§ Aim: Return each line holding the string "button".

+===+

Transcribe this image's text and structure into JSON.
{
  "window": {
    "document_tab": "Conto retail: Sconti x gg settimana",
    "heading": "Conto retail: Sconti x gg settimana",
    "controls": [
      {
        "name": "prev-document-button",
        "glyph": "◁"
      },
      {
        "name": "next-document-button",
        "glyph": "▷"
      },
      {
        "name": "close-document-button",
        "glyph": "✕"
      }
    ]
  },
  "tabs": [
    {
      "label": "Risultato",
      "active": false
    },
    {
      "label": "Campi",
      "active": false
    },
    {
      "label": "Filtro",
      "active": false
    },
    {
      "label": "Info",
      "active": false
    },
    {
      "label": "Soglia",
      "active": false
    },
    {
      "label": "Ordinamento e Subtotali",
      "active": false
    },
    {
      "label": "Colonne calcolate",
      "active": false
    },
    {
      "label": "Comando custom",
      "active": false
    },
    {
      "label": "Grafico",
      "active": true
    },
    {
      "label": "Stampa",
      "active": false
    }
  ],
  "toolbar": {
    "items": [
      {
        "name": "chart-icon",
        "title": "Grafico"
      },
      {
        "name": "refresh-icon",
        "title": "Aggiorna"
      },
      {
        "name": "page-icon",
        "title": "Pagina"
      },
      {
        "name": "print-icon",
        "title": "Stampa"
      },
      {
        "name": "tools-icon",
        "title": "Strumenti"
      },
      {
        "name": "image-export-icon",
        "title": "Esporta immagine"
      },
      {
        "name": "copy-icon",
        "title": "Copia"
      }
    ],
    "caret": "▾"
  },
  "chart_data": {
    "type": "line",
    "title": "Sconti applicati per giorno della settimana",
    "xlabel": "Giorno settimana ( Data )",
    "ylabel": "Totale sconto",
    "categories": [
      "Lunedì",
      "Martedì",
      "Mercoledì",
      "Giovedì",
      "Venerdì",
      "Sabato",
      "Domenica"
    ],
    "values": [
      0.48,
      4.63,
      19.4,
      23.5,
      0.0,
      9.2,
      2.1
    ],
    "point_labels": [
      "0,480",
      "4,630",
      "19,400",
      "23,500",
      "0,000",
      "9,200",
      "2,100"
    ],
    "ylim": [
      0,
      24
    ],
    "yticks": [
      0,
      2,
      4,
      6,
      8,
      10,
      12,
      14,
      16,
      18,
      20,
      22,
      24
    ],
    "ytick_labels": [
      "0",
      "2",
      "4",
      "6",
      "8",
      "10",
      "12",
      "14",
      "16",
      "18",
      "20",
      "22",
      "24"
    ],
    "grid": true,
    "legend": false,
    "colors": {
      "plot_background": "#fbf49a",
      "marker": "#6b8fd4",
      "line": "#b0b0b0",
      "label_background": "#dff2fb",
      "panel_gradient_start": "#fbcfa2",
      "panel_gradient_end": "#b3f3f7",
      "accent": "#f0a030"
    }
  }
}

+===+

§ Task solution:
        "name": "prev-document-button",
        "name": "next-document-button",
        "name": "close-document-button",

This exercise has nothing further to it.